What you need to do
All lines holding the string "Тюрго" are to be shown.

Given data
──────────
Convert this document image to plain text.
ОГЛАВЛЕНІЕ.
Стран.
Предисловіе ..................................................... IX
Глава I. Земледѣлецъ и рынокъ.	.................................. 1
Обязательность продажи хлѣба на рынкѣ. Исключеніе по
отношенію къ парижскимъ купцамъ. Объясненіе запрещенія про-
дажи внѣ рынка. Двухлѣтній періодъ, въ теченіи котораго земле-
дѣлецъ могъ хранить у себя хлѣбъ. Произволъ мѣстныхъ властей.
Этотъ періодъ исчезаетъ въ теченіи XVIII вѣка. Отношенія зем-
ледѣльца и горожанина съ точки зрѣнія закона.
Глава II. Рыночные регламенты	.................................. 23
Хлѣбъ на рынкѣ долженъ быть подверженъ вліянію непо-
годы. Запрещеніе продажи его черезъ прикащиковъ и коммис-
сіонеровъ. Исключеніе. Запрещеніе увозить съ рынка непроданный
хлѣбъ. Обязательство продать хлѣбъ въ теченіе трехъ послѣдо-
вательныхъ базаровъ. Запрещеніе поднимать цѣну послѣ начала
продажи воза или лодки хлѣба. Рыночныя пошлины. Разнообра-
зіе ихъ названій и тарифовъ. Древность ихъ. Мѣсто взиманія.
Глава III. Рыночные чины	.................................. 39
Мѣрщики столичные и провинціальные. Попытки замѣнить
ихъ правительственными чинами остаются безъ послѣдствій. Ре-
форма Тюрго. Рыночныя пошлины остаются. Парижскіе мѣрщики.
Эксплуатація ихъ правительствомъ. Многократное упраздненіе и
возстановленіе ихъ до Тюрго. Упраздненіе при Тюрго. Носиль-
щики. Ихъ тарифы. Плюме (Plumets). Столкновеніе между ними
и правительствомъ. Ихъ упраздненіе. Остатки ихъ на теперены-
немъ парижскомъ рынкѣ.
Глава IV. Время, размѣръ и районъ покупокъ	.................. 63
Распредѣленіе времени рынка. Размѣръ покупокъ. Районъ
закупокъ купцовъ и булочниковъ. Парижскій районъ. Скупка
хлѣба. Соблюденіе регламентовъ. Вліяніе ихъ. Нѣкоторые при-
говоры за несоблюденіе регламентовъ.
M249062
──────────
Full response
форма Тюрго. Рыночныя пошлины остаются. Парижскіе мѣрщики.
возстановленіе ихъ до Тюрго. Упраздненіе при Тюрго. Носиль-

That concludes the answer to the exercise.